**WHAT THE TASK REQUIRES**.
Copy each line of the data below exactly, leaving out pictures.

++++ RECORD EXTRACTS

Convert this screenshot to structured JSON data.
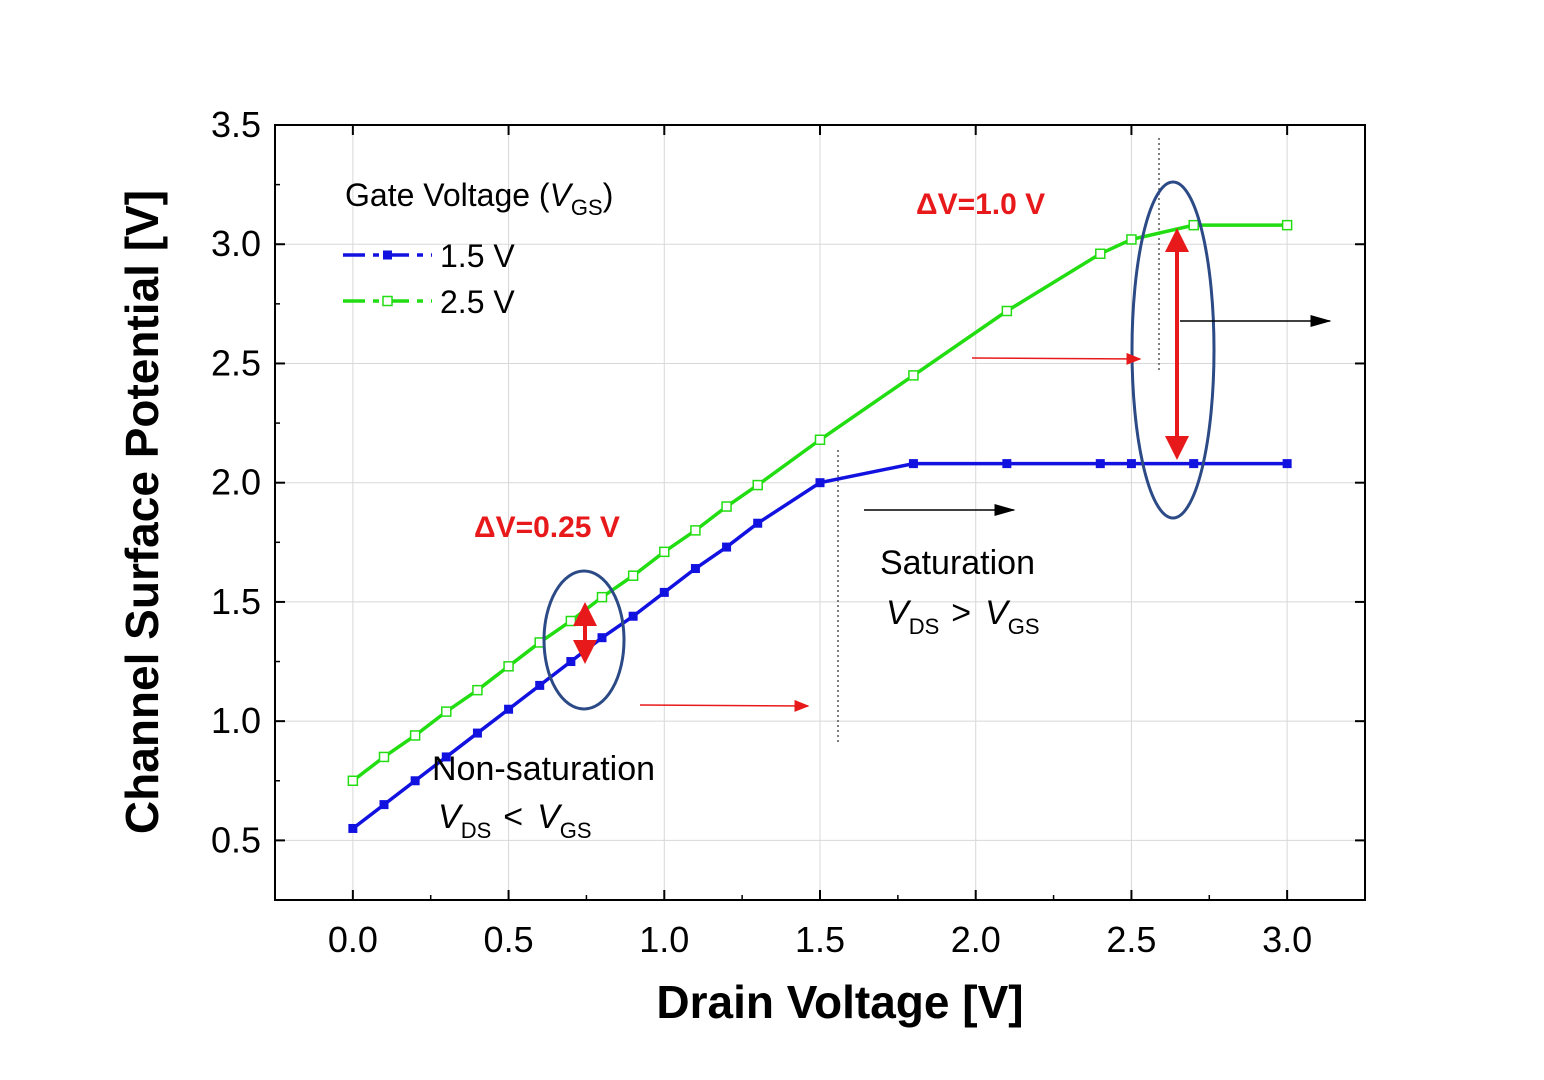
{
  "chart_data": {
    "type": "line",
    "title": "",
    "xlabel": "Drain Voltage [V]",
    "ylabel": "Channel Surface Potential [V]",
    "xlim": [
      -0.25,
      3.25
    ],
    "ylim": [
      0.25,
      3.5
    ],
    "x_ticks": [
      "0.0",
      "0.5",
      "1.0",
      "1.5",
      "2.0",
      "2.5",
      "3.0"
    ],
    "y_ticks": [
      "0.5",
      "1.0",
      "1.5",
      "2.0",
      "2.5",
      "3.0",
      "3.5"
    ],
    "grid": true,
    "legend": {
      "title_prefix": "Gate Voltage (",
      "title_var": "V",
      "title_sub": "GS",
      "title_suffix": ")",
      "placement": "top-left"
    },
    "series": [
      {
        "name": "1.5 V",
        "color": "#1212e0",
        "marker": "filled-square",
        "x": [
          0.0,
          0.1,
          0.2,
          0.3,
          0.4,
          0.5,
          0.6,
          0.7,
          0.8,
          0.9,
          1.0,
          1.1,
          1.2,
          1.3,
          1.5,
          1.8,
          2.1,
          2.4,
          2.5,
          2.7,
          3.0
        ],
        "y": [
          0.55,
          0.65,
          0.75,
          0.85,
          0.95,
          1.05,
          1.15,
          1.25,
          1.35,
          1.44,
          1.54,
          1.64,
          1.73,
          1.83,
          2.0,
          2.08,
          2.08,
          2.08,
          2.08,
          2.08,
          2.08
        ]
      },
      {
        "name": "2.5 V",
        "color": "#22dd11",
        "marker": "open-square",
        "x": [
          0.0,
          0.1,
          0.2,
          0.3,
          0.4,
          0.5,
          0.6,
          0.7,
          0.8,
          0.9,
          1.0,
          1.1,
          1.2,
          1.3,
          1.5,
          1.8,
          2.1,
          2.4,
          2.5,
          2.7,
          3.0
        ],
        "y": [
          0.75,
          0.85,
          0.94,
          1.04,
          1.13,
          1.23,
          1.33,
          1.42,
          1.52,
          1.61,
          1.71,
          1.8,
          1.9,
          1.99,
          2.18,
          2.45,
          2.72,
          2.96,
          3.02,
          3.08,
          3.08
        ]
      }
    ],
    "annotations": {
      "dv_small": "ΔV=0.25 V",
      "dv_large": "ΔV=1.0 V",
      "saturation": "Saturation",
      "non_saturation": "Non-saturation",
      "vds": "V",
      "vds_sub": "DS",
      "vgs": "V",
      "vgs_sub": "GS",
      "gt": ">",
      "lt": "<"
    }
  }
}
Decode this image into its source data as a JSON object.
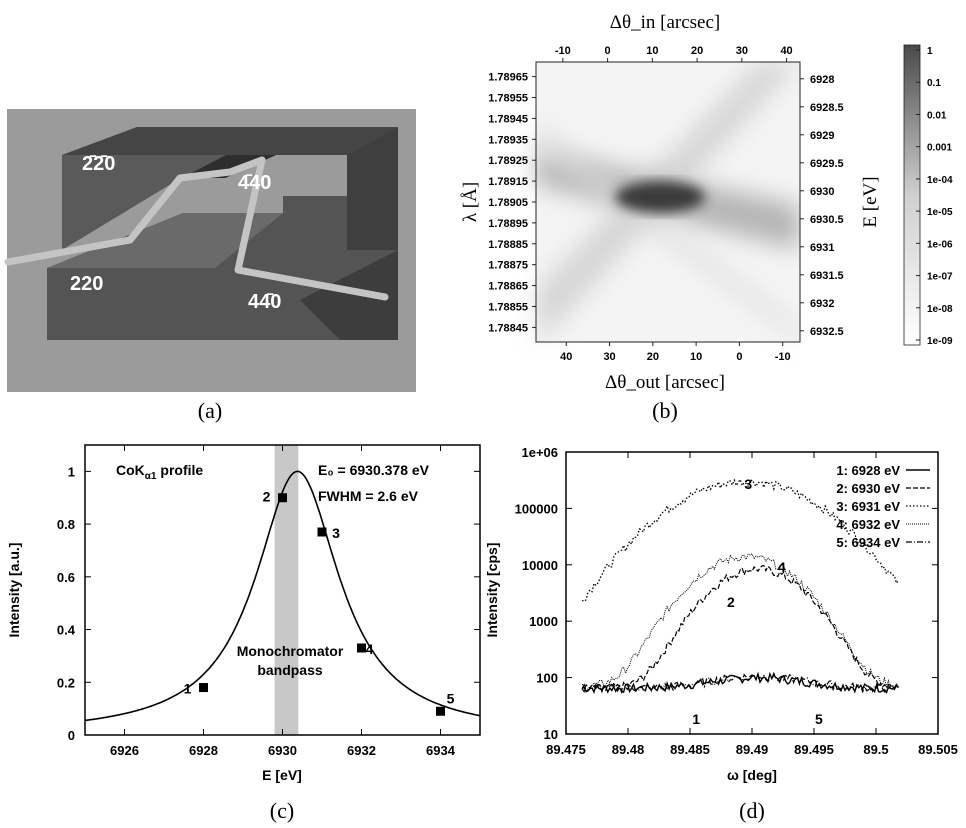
{
  "panels": {
    "a": {
      "label": "(a)",
      "crystal_labels": [
        "2̄2̄0",
        "4̄40",
        "220",
        "44̄0"
      ]
    },
    "b": {
      "label": "(b)"
    },
    "c": {
      "label": "(c)"
    },
    "d": {
      "label": "(d)"
    }
  },
  "chart_data": [
    {
      "panel": "b",
      "type": "heatmap",
      "xlabel_top": "Δθ_in [arcsec]",
      "xlabel_bottom": "Δθ_out [arcsec]",
      "ylabel_left": "λ [Å]",
      "ylabel_right": "E [eV]",
      "x_top_ticks": [
        "-10",
        "0",
        "10",
        "20",
        "30",
        "40"
      ],
      "x_top_range": [
        -16,
        43
      ],
      "x_bottom_ticks": [
        "40",
        "30",
        "20",
        "10",
        "0",
        "-10"
      ],
      "x_bottom_range": [
        47,
        -14
      ],
      "y_left_ticks": [
        "1.78965",
        "1.78955",
        "1.78945",
        "1.78935",
        "1.78925",
        "1.78915",
        "1.78905",
        "1.78895",
        "1.78885",
        "1.78875",
        "1.78865",
        "1.78855",
        "1.78845"
      ],
      "y_left_range": [
        1.78838,
        1.78972
      ],
      "y_right_ticks": [
        "6928",
        "6928.5",
        "6929",
        "6929.5",
        "6930",
        "6930.5",
        "6931",
        "6931.5",
        "6932",
        "6932.5"
      ],
      "y_right_range": [
        6932.7,
        6927.7
      ],
      "colorbar_ticks": [
        "1",
        "0.1",
        "0.01",
        "0.001",
        "1e-04",
        "1e-05",
        "1e-06",
        "1e-07",
        "1e-08",
        "1e-09"
      ],
      "colorbar_scale": "log",
      "grid": false
    },
    {
      "panel": "c",
      "type": "line",
      "xlabel": "E [eV]",
      "ylabel": "Intensity [a.u.]",
      "xlim": [
        6925,
        6935
      ],
      "ylim": [
        0,
        1.1
      ],
      "x_ticks": [
        "6926",
        "6928",
        "6930",
        "6932",
        "6934"
      ],
      "y_ticks": [
        "0",
        "0.2",
        "0.4",
        "0.6",
        "0.8",
        "1"
      ],
      "profile_label": "CoK",
      "profile_subscript": "α1",
      "profile_suffix": " profile",
      "e0_text": "E₀ = 6930.378 eV",
      "fwhm_text": "FWHM = 2.6 eV",
      "band_label_1": "Monochromator",
      "band_label_2": "bandpass",
      "bandpass": [
        6929.8,
        6930.4
      ],
      "profile": {
        "e0": 6930.378,
        "fwhm": 2.6,
        "peak": 1.0
      },
      "points": [
        {
          "label": "1",
          "x": 6928,
          "y": 0.18
        },
        {
          "label": "2",
          "x": 6930,
          "y": 0.9
        },
        {
          "label": "3",
          "x": 6931,
          "y": 0.77
        },
        {
          "label": "4",
          "x": 6932,
          "y": 0.33
        },
        {
          "label": "5",
          "x": 6934,
          "y": 0.09
        }
      ],
      "grid": false
    },
    {
      "panel": "d",
      "type": "line",
      "xlabel": "ω [deg]",
      "ylabel": "Intensity [cps]",
      "xlim": [
        89.475,
        89.505
      ],
      "ylim": [
        10,
        1000000
      ],
      "yscale": "log",
      "x_ticks": [
        "89.475",
        "89.48",
        "89.485",
        "89.49",
        "89.495",
        "89.5",
        "89.505"
      ],
      "y_ticks": [
        "10",
        "100",
        "1000",
        "10000",
        "100000",
        "1e+06"
      ],
      "legend_position": "top-right",
      "series": [
        {
          "name": "1: 6928 eV",
          "label": "1",
          "peak": 100,
          "base": 65,
          "center": 89.4905,
          "width": 0.0035
        },
        {
          "name": "2: 6930 eV",
          "label": "2",
          "peak": 8500,
          "base": 65,
          "center": 89.4904,
          "width": 0.0028
        },
        {
          "name": "3: 6931 eV",
          "label": "3",
          "peak": 300000,
          "base": 200,
          "center": 89.4895,
          "width": 0.0042
        },
        {
          "name": "4: 6932 eV",
          "label": "4",
          "peak": 14000,
          "base": 70,
          "center": 89.4895,
          "width": 0.003
        },
        {
          "name": "5: 6934 eV",
          "label": "5",
          "peak": 105,
          "base": 65,
          "center": 89.4905,
          "width": 0.0035
        }
      ],
      "grid": false
    }
  ]
}
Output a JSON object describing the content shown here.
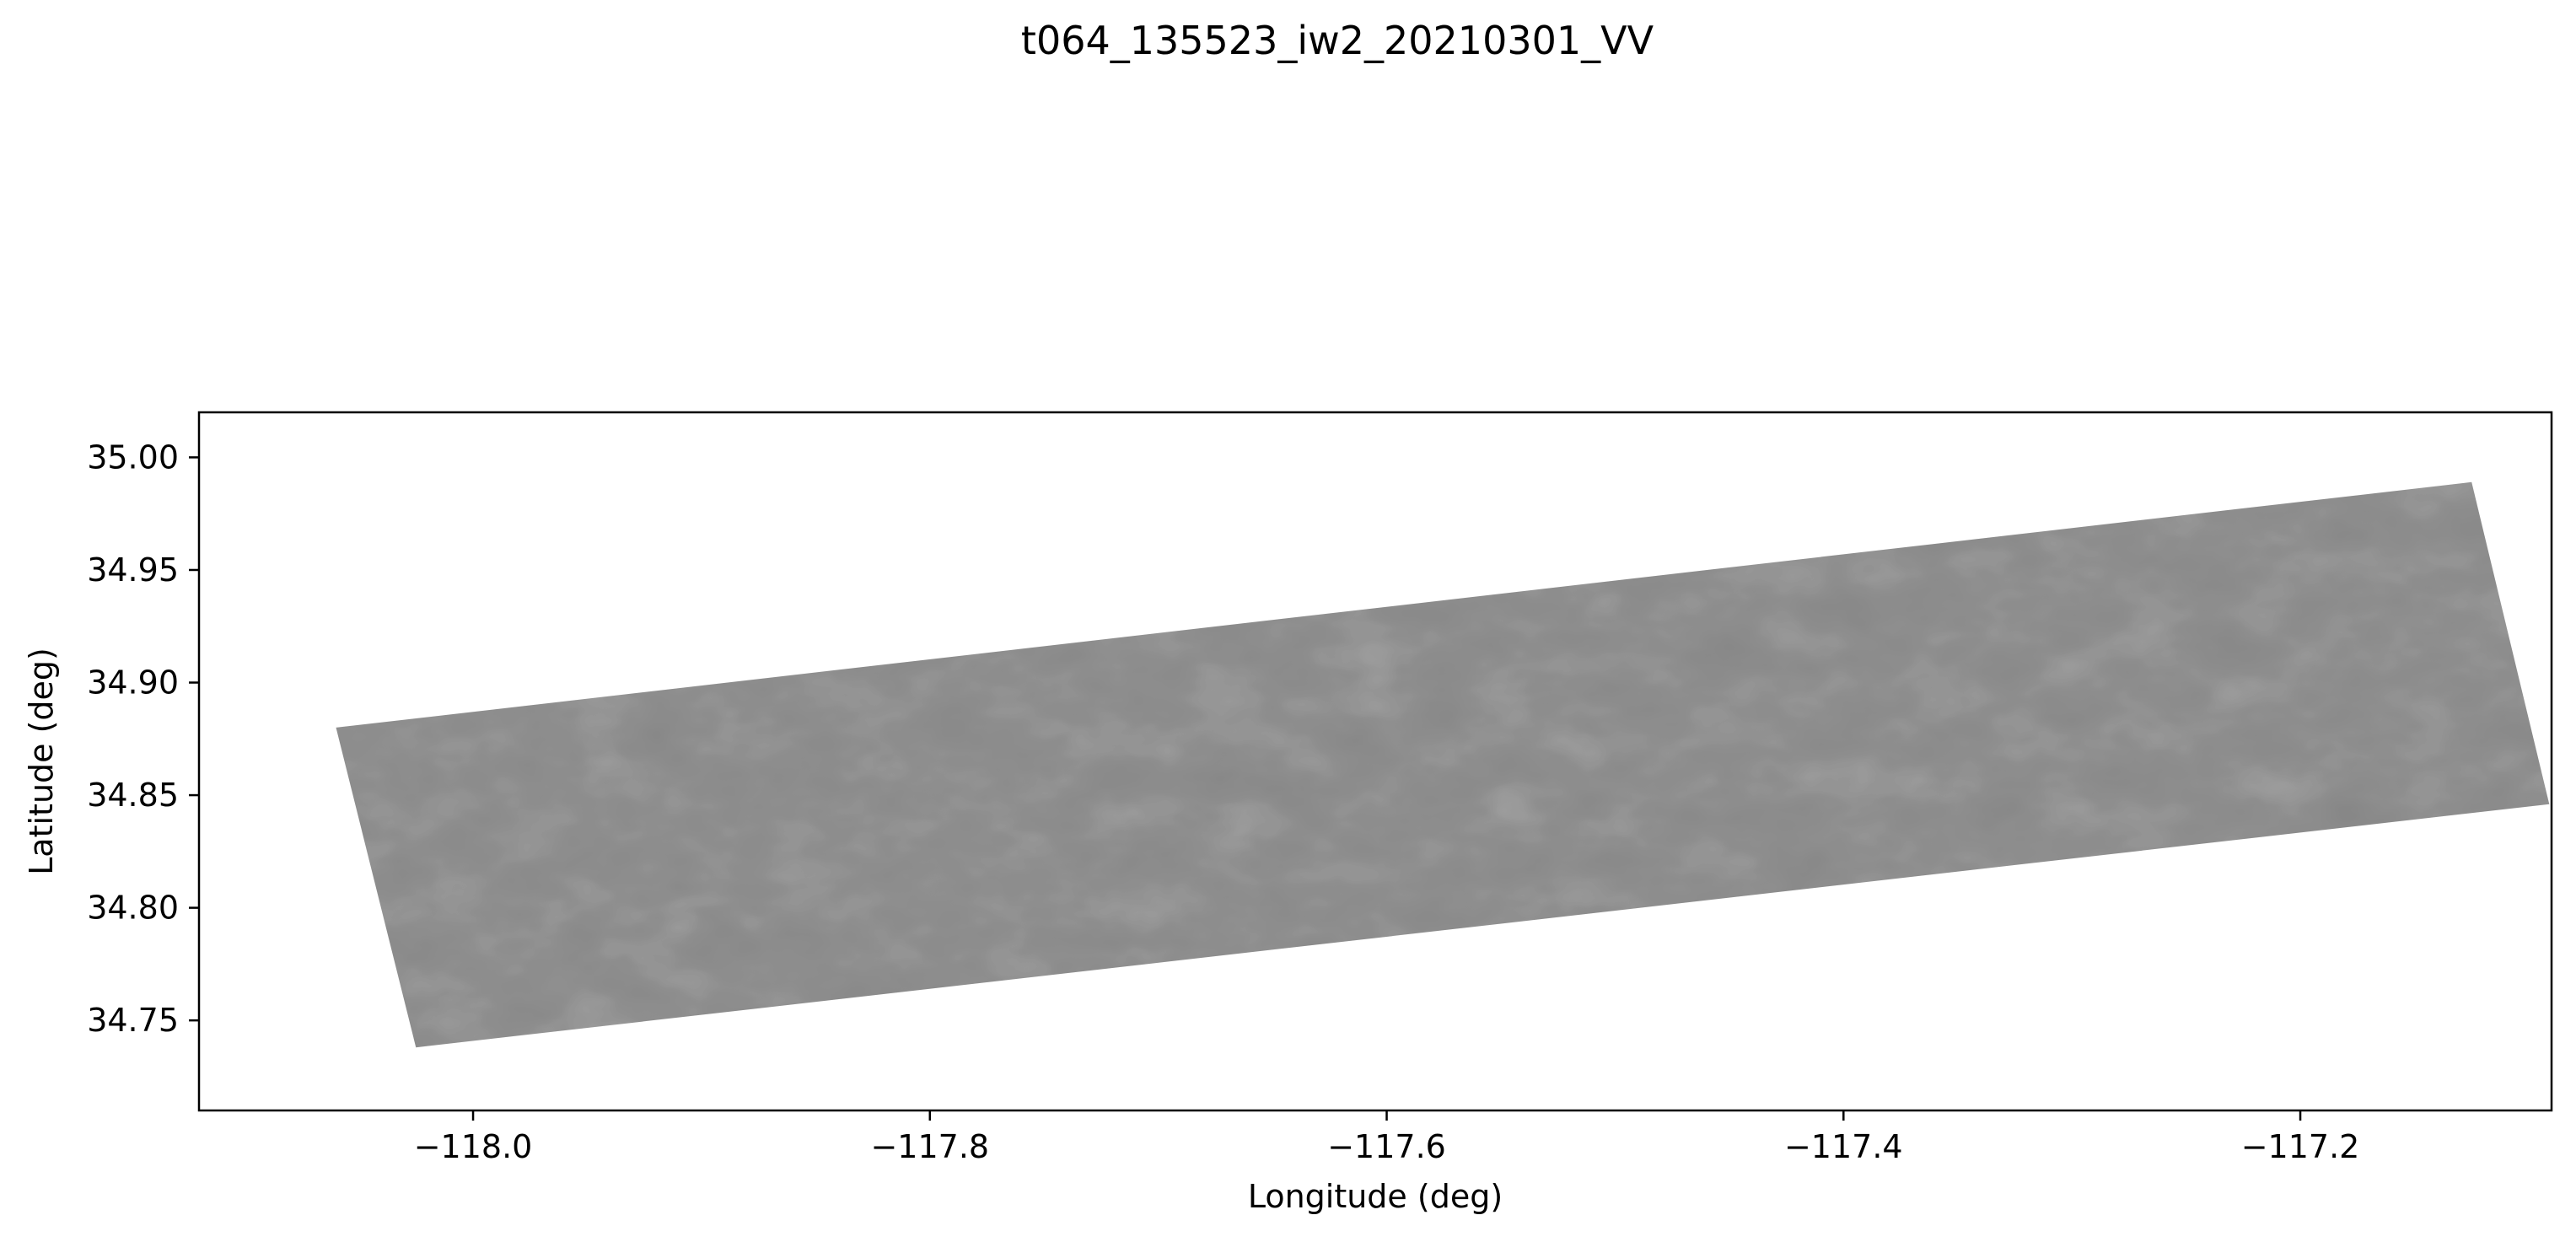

++++++++

**SOLUTION TO THIS TASK**.
Convert this screenshot to structured JSON data.
{
  "chart_data": {
    "type": "line",
    "title": "",
    "xlabel": "Drain Voltage [V]",
    "ylabel": "Channel Surface Potential [V]",
    "xlim": [
      -0.25,
      3.25
    ],
    "ylim": [
      0.25,
      3.5
    ],
    "x_ticks": [
      "0.0",
      "0.5",
      "1.0",
      "1.5",
      "2.0",
      "2.5",
      "3.0"
    ],
    "y_ticks": [
      "0.5",
      "1.0",
      "1.5",
      "2.0",
      "2.5",
      "3.0",
      "3.5"
    ],
    "grid": true,
    "legend": {
      "title_prefix": "Gate Voltage (",
      "title_var": "V",
      "title_sub": "GS",
      "title_suffix": ")",
      "placement": "top-left"
    },
    "series": [
      {
        "name": "1.5 V",
        "color": "#1212e0",
        "marker": "filled-square",
        "x": [
          0.0,
          0.1,
          0.2,
          0.3,
          0.4,
          0.5,
          0.6,
          0.7,
          0.8,
          0.9,
          1.0,
          1.1,
          1.2,
          1.3,
          1.5,
          1.8,
          2.1,
          2.4,
          2.5,
          2.7,
          3.0
        ],
        "y": [
          0.55,
          0.65,
          0.75,
          0.85,
          0.95,
          1.05,
          1.15,
          1.25,
          1.35,
          1.44,
          1.54,
          1.64,
          1.73,
          1.83,
          2.0,
          2.08,
          2.08,
          2.08,
          2.08,
          2.08,
          2.08
        ]
      },
      {
        "name": "2.5 V",
        "color": "#22dd11",
        "marker": "open-square",
        "x": [
          0.0,
          0.1,
          0.2,
          0.3,
          0.4,
          0.5,
          0.6,
          0.7,
          0.8,
          0.9,
          1.0,
          1.1,
          1.2,
          1.3,
          1.5,
          1.8,
          2.1,
          2.4,
          2.5,
          2.7,
          3.0
        ],
        "y": [
          0.75,
          0.85,
          0.94,
          1.04,
          1.13,
          1.23,
          1.33,
          1.42,
          1.52,
          1.61,
          1.71,
          1.8,
          1.9,
          1.99,
          2.18,
          2.45,
          2.72,
          2.96,
          3.02,
          3.08,
          3.08
        ]
      }
    ],
    "annotations": {
      "dv_small": "ΔV=0.25 V",
      "dv_large": "ΔV=1.0 V",
      "saturation": "Saturation",
      "non_saturation": "Non-saturation",
      "vds": "V",
      "vds_sub": "DS",
      "vgs": "V",
      "vgs_sub": "GS",
      "gt": ">",
      "lt": "<"
    }
  }
}
Decode this image into its source data as a JSON object.
{
  "panels": {
    "a": {
      "label": "(a)",
      "crystal_labels": [
        "2̄2̄0",
        "4̄40",
        "220",
        "44̄0"
      ]
    },
    "b": {
      "label": "(b)"
    },
    "c": {
      "label": "(c)"
    },
    "d": {
      "label": "(d)"
    }
  },
  "chart_data": [
    {
      "panel": "b",
      "type": "heatmap",
      "xlabel_top": "Δθ_in [arcsec]",
      "xlabel_bottom": "Δθ_out [arcsec]",
      "ylabel_left": "λ [Å]",
      "ylabel_right": "E [eV]",
      "x_top_ticks": [
        "-10",
        "0",
        "10",
        "20",
        "30",
        "40"
      ],
      "x_top_range": [
        -16,
        43
      ],
      "x_bottom_ticks": [
        "40",
        "30",
        "20",
        "10",
        "0",
        "-10"
      ],
      "x_bottom_range": [
        47,
        -14
      ],
      "y_left_ticks": [
        "1.78965",
        "1.78955",
        "1.78945",
        "1.78935",
        "1.78925",
        "1.78915",
        "1.78905",
        "1.78895",
        "1.78885",
        "1.78875",
        "1.78865",
        "1.78855",
        "1.78845"
      ],
      "y_left_range": [
        1.78838,
        1.78972
      ],
      "y_right_ticks": [
        "6928",
        "6928.5",
        "6929",
        "6929.5",
        "6930",
        "6930.5",
        "6931",
        "6931.5",
        "6932",
        "6932.5"
      ],
      "y_right_range": [
        6932.7,
        6927.7
      ],
      "colorbar_ticks": [
        "1",
        "0.1",
        "0.01",
        "0.001",
        "1e-04",
        "1e-05",
        "1e-06",
        "1e-07",
        "1e-08",
        "1e-09"
      ],
      "colorbar_scale": "log",
      "grid": false
    },
    {
      "panel": "c",
      "type": "line",
      "xlabel": "E [eV]",
      "ylabel": "Intensity [a.u.]",
      "xlim": [
        6925,
        6935
      ],
      "ylim": [
        0,
        1.1
      ],
      "x_ticks": [
        "6926",
        "6928",
        "6930",
        "6932",
        "6934"
      ],
      "y_ticks": [
        "0",
        "0.2",
        "0.4",
        "0.6",
        "0.8",
        "1"
      ],
      "profile_label": "CoK",
      "profile_subscript": "α1",
      "profile_suffix": " profile",
      "e0_text": "E₀ = 6930.378 eV",
      "fwhm_text": "FWHM = 2.6 eV",
      "band_label_1": "Monochromator",
      "band_label_2": "bandpass",
      "bandpass": [
        6929.8,
        6930.4
      ],
      "profile": {
        "e0": 6930.378,
        "fwhm": 2.6,
        "peak": 1.0
      },
      "points": [
        {
          "label": "1",
          "x": 6928,
          "y": 0.18
        },
        {
          "label": "2",
          "x": 6930,
          "y": 0.9
        },
        {
          "label": "3",
          "x": 6931,
          "y": 0.77
        },
        {
          "label": "4",
          "x": 6932,
          "y": 0.33
        },
        {
          "label": "5",
          "x": 6934,
          "y": 0.09
        }
      ],
      "grid": false
    },
    {
      "panel": "d",
      "type": "line",
      "xlabel": "ω [deg]",
      "ylabel": "Intensity [cps]",
      "xlim": [
        89.475,
        89.505
      ],
      "ylim": [
        10,
        1000000
      ],
      "yscale": "log",
      "x_ticks": [
        "89.475",
        "89.48",
        "89.485",
        "89.49",
        "89.495",
        "89.5",
        "89.505"
      ],
      "y_ticks": [
        "10",
        "100",
        "1000",
        "10000",
        "100000",
        "1e+06"
      ],
      "legend_position": "top-right",
      "series": [
        {
          "name": "1: 6928 eV",
          "label": "1",
          "peak": 100,
          "base": 65,
          "center": 89.4905,
          "width": 0.0035
        },
        {
          "name": "2: 6930 eV",
          "label": "2",
          "peak": 8500,
          "base": 65,
          "center": 89.4904,
          "width": 0.0028
        },
        {
          "name": "3: 6931 eV",
          "label": "3",
          "peak": 300000,
          "base": 200,
          "center": 89.4895,
          "width": 0.0042
        },
        {
          "name": "4: 6932 eV",
          "label": "4",
          "peak": 14000,
          "base": 70,
          "center": 89.4895,
          "width": 0.003
        },
        {
          "name": "5: 6934 eV",
          "label": "5",
          "peak": 105,
          "base": 65,
          "center": 89.4905,
          "width": 0.0035
        }
      ],
      "grid": false
    }
  ]
}
Output a JSON object describing the content shown here.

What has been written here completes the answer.